BRIEF
The records below must be transcribed precisely and in full.

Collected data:
= Beginning of Section =
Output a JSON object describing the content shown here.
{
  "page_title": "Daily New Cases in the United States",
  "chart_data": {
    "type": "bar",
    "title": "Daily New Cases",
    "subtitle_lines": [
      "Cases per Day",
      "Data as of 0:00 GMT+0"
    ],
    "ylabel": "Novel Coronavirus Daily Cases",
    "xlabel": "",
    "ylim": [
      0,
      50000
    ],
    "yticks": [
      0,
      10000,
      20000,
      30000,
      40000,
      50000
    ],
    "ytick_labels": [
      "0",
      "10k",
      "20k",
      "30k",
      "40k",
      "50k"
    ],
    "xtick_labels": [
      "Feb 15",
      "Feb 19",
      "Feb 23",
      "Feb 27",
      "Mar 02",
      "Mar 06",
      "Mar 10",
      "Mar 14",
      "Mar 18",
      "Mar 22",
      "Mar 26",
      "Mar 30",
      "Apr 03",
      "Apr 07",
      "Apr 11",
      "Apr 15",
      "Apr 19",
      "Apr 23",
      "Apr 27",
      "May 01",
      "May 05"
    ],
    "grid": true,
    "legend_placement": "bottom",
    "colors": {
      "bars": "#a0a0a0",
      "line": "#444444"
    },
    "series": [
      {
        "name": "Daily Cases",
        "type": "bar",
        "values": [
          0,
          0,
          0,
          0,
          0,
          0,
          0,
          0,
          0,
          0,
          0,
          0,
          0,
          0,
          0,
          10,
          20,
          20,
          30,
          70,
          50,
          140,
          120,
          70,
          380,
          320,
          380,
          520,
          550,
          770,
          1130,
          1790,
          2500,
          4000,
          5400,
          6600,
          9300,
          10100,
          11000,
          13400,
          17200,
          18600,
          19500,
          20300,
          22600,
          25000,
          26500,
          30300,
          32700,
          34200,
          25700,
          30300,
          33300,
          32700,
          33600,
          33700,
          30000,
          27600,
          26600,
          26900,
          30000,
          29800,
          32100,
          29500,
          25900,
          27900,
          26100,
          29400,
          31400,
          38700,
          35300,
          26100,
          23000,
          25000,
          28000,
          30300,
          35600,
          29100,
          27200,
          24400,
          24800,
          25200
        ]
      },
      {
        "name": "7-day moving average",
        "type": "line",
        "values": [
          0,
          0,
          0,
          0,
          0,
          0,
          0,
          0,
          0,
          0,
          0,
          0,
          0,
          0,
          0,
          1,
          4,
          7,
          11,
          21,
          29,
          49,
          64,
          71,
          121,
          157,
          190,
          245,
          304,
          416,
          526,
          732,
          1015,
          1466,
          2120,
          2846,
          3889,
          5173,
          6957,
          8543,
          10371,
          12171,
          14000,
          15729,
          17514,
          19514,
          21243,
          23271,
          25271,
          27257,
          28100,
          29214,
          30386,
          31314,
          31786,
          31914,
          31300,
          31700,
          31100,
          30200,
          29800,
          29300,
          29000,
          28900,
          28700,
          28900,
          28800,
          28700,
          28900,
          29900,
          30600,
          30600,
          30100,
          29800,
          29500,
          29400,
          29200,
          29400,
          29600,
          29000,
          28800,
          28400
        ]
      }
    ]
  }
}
= End of Section =
RESPONSE AREA
Output a JSON object describing the content shown here.
{
  "page_title": "Daily New Cases in the United States",
  "chart_data": {
    "type": "bar",
    "title": "Daily New Cases",
    "subtitle_lines": [
      "Cases per Day",
      "Data as of 0:00 GMT+0"
    ],
    "ylabel": "Novel Coronavirus Daily Cases",
    "xlabel": "",
    "ylim": [
      0,
      50000
    ],
    "yticks": [
      0,
      10000,
      20000,
      30000,
      40000,
      50000
    ],
    "ytick_labels": [
      "0",
      "10k",
      "20k",
      "30k",
      "40k",
      "50k"
    ],
    "xtick_labels": [
      "Feb 15",
      "Feb 19",
      "Feb 23",
      "Feb 27",
      "Mar 02",
      "Mar 06",
      "Mar 10",
      "Mar 14",
      "Mar 18",
      "Mar 22",
      "Mar 26",
      "Mar 30",
      "Apr 03",
      "Apr 07",
      "Apr 11",
      "Apr 15",
      "Apr 19",
      "Apr 23",
      "Apr 27",
      "May 01",
      "May 05"
    ],
    "grid": true,
    "legend_placement": "bottom",
    "colors": {
      "bars": "#a0a0a0",
      "line": "#444444"
    },
    "series": [
      {
        "name": "Daily Cases",
        "type": "bar",
        "values": [
          0,
          0,
          0,
          0,
          0,
          0,
          0,
          0,
          0,
          0,
          0,
          0,
          0,
          0,
          0,
          10,
          20,
          20,
          30,
          70,
          50,
          140,
          120,
          70,
          380,
          320,
          380,
          520,
          550,
          770,
          1130,
          1790,
          2500,
          4000,
          5400,
          6600,
          9300,
          10100,
          11000,
          13400,
          17200,
          18600,
          19500,
          20300,
          22600,
          25000,
          26500,
          30300,
          32700,
          34200,
          25700,
          30300,
          33300,
          32700,
          33600,
          33700,
          30000,
          27600,
          26600,
          26900,
          30000,
          29800,
          32100,
          29500,
          25900,
          27900,
          26100,
          29400,
          31400,
          38700,
          35300,
          26100,
          23000,
          25000,
          28000,
          30300,
          35600,
          29100,
          27200,
          24400,
          24800,
          25200
        ]
      },
      {
        "name": "7-day moving average",
        "type": "line",
        "values": [
          0,
          0,
          0,
          0,
          0,
          0,
          0,
          0,
          0,
          0,
          0,
          0,
          0,
          0,
          0,
          1,
          4,
          7,
          11,
          21,
          29,
          49,
          64,
          71,
          121,
          157,
          190,
          245,
          304,
          416,
          526,
          732,
          1015,
          1466,
          2120,
          2846,
          3889,
          5173,
          6957,
          8543,
          10371,
          12171,
          14000,
          15729,
          17514,
          19514,
          21243,
          23271,
          25271,
          27257,
          28100,
          29214,
          30386,
          31314,
          31786,
          31914,
          31300,
          31700,
          31100,
          30200,
          29800,
          29300,
          29000,
          28900,
          28700,
          28900,
          28800,
          28700,
          28900,
          29900,
          30600,
          30600,
          30100,
          29800,
          29500,
          29400,
          29200,
          29400,
          29600,
          29000,
          28800,
          28400
        ]
      }
    ]
  }
}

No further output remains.